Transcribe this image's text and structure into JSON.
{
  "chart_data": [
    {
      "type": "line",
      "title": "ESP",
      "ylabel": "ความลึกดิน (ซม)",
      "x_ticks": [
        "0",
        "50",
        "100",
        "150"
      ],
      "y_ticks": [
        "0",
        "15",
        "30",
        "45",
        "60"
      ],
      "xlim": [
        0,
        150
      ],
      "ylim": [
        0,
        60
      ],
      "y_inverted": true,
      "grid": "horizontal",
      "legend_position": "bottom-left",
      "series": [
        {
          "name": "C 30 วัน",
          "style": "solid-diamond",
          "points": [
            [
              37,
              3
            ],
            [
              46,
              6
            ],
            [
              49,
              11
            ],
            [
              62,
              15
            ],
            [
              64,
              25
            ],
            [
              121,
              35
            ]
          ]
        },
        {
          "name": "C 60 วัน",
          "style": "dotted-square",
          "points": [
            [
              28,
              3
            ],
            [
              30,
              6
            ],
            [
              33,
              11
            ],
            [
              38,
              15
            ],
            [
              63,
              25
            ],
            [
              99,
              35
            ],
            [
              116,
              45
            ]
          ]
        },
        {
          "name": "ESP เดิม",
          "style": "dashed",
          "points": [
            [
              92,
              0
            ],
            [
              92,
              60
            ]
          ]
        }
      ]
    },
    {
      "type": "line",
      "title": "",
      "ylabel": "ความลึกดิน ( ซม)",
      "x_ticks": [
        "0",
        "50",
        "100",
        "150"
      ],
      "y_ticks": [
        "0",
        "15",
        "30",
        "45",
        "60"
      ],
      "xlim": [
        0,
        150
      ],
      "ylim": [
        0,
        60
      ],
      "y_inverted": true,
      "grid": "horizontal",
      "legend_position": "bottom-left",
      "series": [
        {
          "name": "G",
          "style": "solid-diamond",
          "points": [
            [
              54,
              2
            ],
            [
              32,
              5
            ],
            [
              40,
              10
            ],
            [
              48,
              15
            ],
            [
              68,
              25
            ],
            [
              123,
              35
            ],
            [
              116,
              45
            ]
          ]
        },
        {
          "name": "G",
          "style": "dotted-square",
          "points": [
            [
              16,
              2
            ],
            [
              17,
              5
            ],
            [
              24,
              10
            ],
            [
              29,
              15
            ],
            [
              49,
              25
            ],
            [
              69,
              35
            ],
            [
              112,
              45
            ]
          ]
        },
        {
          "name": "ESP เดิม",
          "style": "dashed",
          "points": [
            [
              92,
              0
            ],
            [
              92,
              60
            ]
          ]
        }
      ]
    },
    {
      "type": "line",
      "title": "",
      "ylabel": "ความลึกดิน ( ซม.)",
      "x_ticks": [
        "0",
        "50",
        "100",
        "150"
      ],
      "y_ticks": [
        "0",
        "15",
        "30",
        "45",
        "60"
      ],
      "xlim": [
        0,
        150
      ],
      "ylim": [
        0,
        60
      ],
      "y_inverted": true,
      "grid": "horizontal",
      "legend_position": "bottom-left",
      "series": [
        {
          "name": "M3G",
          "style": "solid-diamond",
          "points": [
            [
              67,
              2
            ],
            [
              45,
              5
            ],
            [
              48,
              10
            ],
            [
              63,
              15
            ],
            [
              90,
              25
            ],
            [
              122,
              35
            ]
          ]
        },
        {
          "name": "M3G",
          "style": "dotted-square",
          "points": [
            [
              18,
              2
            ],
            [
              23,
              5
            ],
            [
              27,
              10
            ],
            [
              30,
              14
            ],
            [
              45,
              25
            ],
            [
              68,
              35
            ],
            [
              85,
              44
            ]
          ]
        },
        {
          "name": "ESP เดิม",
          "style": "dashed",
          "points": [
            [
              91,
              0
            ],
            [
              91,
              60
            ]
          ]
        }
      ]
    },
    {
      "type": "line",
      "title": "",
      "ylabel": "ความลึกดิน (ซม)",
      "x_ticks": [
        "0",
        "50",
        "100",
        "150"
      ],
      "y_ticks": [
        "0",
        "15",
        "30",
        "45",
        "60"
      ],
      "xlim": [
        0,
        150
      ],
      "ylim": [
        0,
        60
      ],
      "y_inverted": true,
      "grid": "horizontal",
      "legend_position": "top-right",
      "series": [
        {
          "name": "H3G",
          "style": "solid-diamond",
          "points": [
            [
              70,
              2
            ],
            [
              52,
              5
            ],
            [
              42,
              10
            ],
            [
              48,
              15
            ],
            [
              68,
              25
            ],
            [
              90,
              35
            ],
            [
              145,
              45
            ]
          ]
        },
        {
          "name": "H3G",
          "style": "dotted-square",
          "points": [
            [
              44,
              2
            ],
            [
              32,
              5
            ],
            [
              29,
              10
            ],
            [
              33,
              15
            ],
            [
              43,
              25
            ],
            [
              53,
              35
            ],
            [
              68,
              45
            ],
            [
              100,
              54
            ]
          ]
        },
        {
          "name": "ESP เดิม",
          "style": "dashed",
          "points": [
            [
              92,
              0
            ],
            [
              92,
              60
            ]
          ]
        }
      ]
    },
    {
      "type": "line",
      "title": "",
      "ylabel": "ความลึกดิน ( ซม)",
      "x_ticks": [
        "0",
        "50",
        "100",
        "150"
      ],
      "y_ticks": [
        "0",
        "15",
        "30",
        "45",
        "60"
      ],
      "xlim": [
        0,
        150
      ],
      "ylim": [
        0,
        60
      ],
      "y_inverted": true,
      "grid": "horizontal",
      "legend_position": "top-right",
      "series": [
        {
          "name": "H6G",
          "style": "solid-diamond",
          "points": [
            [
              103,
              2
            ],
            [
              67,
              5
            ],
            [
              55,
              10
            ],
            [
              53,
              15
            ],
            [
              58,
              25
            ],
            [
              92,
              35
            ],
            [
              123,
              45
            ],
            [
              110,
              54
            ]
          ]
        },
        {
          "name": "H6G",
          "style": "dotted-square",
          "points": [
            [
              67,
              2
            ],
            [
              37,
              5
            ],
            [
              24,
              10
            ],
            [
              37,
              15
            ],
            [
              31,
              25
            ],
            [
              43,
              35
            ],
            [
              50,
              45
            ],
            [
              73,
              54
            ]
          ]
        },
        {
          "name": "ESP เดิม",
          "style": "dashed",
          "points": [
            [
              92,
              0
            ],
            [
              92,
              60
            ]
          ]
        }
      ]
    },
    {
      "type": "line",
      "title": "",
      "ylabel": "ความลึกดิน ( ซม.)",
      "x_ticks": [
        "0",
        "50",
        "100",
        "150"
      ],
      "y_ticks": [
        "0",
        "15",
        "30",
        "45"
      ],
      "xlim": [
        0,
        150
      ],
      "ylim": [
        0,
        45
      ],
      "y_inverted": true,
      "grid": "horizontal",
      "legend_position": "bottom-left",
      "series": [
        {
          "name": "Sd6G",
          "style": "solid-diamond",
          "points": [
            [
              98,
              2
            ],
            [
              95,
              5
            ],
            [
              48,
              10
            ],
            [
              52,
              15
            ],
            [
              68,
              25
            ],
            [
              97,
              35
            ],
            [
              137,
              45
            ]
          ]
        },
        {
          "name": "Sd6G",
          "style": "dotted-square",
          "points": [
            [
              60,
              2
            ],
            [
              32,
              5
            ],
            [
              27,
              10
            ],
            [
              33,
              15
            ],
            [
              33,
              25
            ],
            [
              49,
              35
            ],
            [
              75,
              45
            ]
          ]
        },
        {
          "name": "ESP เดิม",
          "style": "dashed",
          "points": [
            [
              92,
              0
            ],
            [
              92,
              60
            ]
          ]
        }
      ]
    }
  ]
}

### What is being asked
Write out the whole listing again, exactly as it stands.

### Solution to the exercise
Transcribe this image's text and structure into JSON.
{
  "chart_data": [
    {
      "type": "line",
      "title": "ESP",
      "ylabel": "ความลึกดิน (ซม)",
      "x_ticks": [
        "0",
        "50",
        "100",
        "150"
      ],
      "y_ticks": [
        "0",
        "15",
        "30",
        "45",
        "60"
      ],
      "xlim": [
        0,
        150
      ],
      "ylim": [
        0,
        60
      ],
      "y_inverted": true,
      "grid": "horizontal",
      "legend_position": "bottom-left",
      "series": [
        {
          "name": "C 30 วัน",
          "style": "solid-diamond",
          "points": [
            [
              37,
              3
            ],
            [
              46,
              6
            ],
            [
              49,
              11
            ],
            [
              62,
              15
            ],
            [
              64,
              25
            ],
            [
              121,
              35
            ]
          ]
        },
        {
          "name": "C 60 วัน",
          "style": "dotted-square",
          "points": [
            [
              28,
              3
            ],
            [
              30,
              6
            ],
            [
              33,
              11
            ],
            [
              38,
              15
            ],
            [
              63,
              25
            ],
            [
              99,
              35
            ],
            [
              116,
              45
            ]
          ]
        },
        {
          "name": "ESP เดิม",
          "style": "dashed",
          "points": [
            [
              92,
              0
            ],
            [
              92,
              60
            ]
          ]
        }
      ]
    },
    {
      "type": "line",
      "title": "",
      "ylabel": "ความลึกดิน ( ซม)",
      "x_ticks": [
        "0",
        "50",
        "100",
        "150"
      ],
      "y_ticks": [
        "0",
        "15",
        "30",
        "45",
        "60"
      ],
      "xlim": [
        0,
        150
      ],
      "ylim": [
        0,
        60
      ],
      "y_inverted": true,
      "grid": "horizontal",
      "legend_position": "bottom-left",
      "series": [
        {
          "name": "G",
          "style": "solid-diamond",
          "points": [
            [
              54,
              2
            ],
            [
              32,
              5
            ],
            [
              40,
              10
            ],
            [
              48,
              15
            ],
            [
              68,
              25
            ],
            [
              123,
              35
            ],
            [
              116,
              45
            ]
          ]
        },
        {
          "name": "G",
          "style": "dotted-square",
          "points": [
            [
              16,
              2
            ],
            [
              17,
              5
            ],
            [
              24,
              10
            ],
            [
              29,
              15
            ],
            [
              49,
              25
            ],
            [
              69,
              35
            ],
            [
              112,
              45
            ]
          ]
        },
        {
          "name": "ESP เดิม",
          "style": "dashed",
          "points": [
            [
              92,
              0
            ],
            [
              92,
              60
            ]
          ]
        }
      ]
    },
    {
      "type": "line",
      "title": "",
      "ylabel": "ความลึกดิน ( ซม.)",
      "x_ticks": [
        "0",
        "50",
        "100",
        "150"
      ],
      "y_ticks": [
        "0",
        "15",
        "30",
        "45",
        "60"
      ],
      "xlim": [
        0,
        150
      ],
      "ylim": [
        0,
        60
      ],
      "y_inverted": true,
      "grid": "horizontal",
      "legend_position": "bottom-left",
      "series": [
        {
          "name": "M3G",
          "style": "solid-diamond",
          "points": [
            [
              67,
              2
            ],
            [
              45,
              5
            ],
            [
              48,
              10
            ],
            [
              63,
              15
            ],
            [
              90,
              25
            ],
            [
              122,
              35
            ]
          ]
        },
        {
          "name": "M3G",
          "style": "dotted-square",
          "points": [
            [
              18,
              2
            ],
            [
              23,
              5
            ],
            [
              27,
              10
            ],
            [
              30,
              14
            ],
            [
              45,
              25
            ],
            [
              68,
              35
            ],
            [
              85,
              44
            ]
          ]
        },
        {
          "name": "ESP เดิม",
          "style": "dashed",
          "points": [
            [
              91,
              0
            ],
            [
              91,
              60
            ]
          ]
        }
      ]
    },
    {
      "type": "line",
      "title": "",
      "ylabel": "ความลึกดิน (ซม)",
      "x_ticks": [
        "0",
        "50",
        "100",
        "150"
      ],
      "y_ticks": [
        "0",
        "15",
        "30",
        "45",
        "60"
      ],
      "xlim": [
        0,
        150
      ],
      "ylim": [
        0,
        60
      ],
      "y_inverted": true,
      "grid": "horizontal",
      "legend_position": "top-right",
      "series": [
        {
          "name": "H3G",
          "style": "solid-diamond",
          "points": [
            [
              70,
              2
            ],
            [
              52,
              5
            ],
            [
              42,
              10
            ],
            [
              48,
              15
            ],
            [
              68,
              25
            ],
            [
              90,
              35
            ],
            [
              145,
              45
            ]
          ]
        },
        {
          "name": "H3G",
          "style": "dotted-square",
          "points": [
            [
              44,
              2
            ],
            [
              32,
              5
            ],
            [
              29,
              10
            ],
            [
              33,
              15
            ],
            [
              43,
              25
            ],
            [
              53,
              35
            ],
            [
              68,
              45
            ],
            [
              100,
              54
            ]
          ]
        },
        {
          "name": "ESP เดิม",
          "style": "dashed",
          "points": [
            [
              92,
              0
            ],
            [
              92,
              60
            ]
          ]
        }
      ]
    },
    {
      "type": "line",
      "title": "",
      "ylabel": "ความลึกดิน ( ซม)",
      "x_ticks": [
        "0",
        "50",
        "100",
        "150"
      ],
      "y_ticks": [
        "0",
        "15",
        "30",
        "45",
        "60"
      ],
      "xlim": [
        0,
        150
      ],
      "ylim": [
        0,
        60
      ],
      "y_inverted": true,
      "grid": "horizontal",
      "legend_position": "top-right",
      "series": [
        {
          "name": "H6G",
          "style": "solid-diamond",
          "points": [
            [
              103,
              2
            ],
            [
              67,
              5
            ],
            [
              55,
              10
            ],
            [
              53,
              15
            ],
            [
              58,
              25
            ],
            [
              92,
              35
            ],
            [
              123,
              45
            ],
            [
              110,
              54
            ]
          ]
        },
        {
          "name": "H6G",
          "style": "dotted-square",
          "points": [
            [
              67,
              2
            ],
            [
              37,
              5
            ],
            [
              24,
              10
            ],
            [
              37,
              15
            ],
            [
              31,
              25
            ],
            [
              43,
              35
            ],
            [
              50,
              45
            ],
            [
              73,
              54
            ]
          ]
        },
        {
          "name": "ESP เดิม",
          "style": "dashed",
          "points": [
            [
              92,
              0
            ],
            [
              92,
              60
            ]
          ]
        }
      ]
    },
    {
      "type": "line",
      "title": "",
      "ylabel": "ความลึกดิน ( ซม.)",
      "x_ticks": [
        "0",
        "50",
        "100",
        "150"
      ],
      "y_ticks": [
        "0",
        "15",
        "30",
        "45"
      ],
      "xlim": [
        0,
        150
      ],
      "ylim": [
        0,
        45
      ],
      "y_inverted": true,
      "grid": "horizontal",
      "legend_position": "bottom-left",
      "series": [
        {
          "name": "Sd6G",
          "style": "solid-diamond",
          "points": [
            [
              98,
              2
            ],
            [
              95,
              5
            ],
            [
              48,
              10
            ],
            [
              52,
              15
            ],
            [
              68,
              25
            ],
            [
              97,
              35
            ],
            [
              137,
              45
            ]
          ]
        },
        {
          "name": "Sd6G",
          "style": "dotted-square",
          "points": [
            [
              60,
              2
            ],
            [
              32,
              5
            ],
            [
              27,
              10
            ],
            [
              33,
              15
            ],
            [
              33,
              25
            ],
            [
              49,
              35
            ],
            [
              75,
              45
            ]
          ]
        },
        {
          "name": "ESP เดิม",
          "style": "dashed",
          "points": [
            [
              92,
              0
            ],
            [
              92,
              60
            ]
          ]
        }
      ]
    }
  ]
}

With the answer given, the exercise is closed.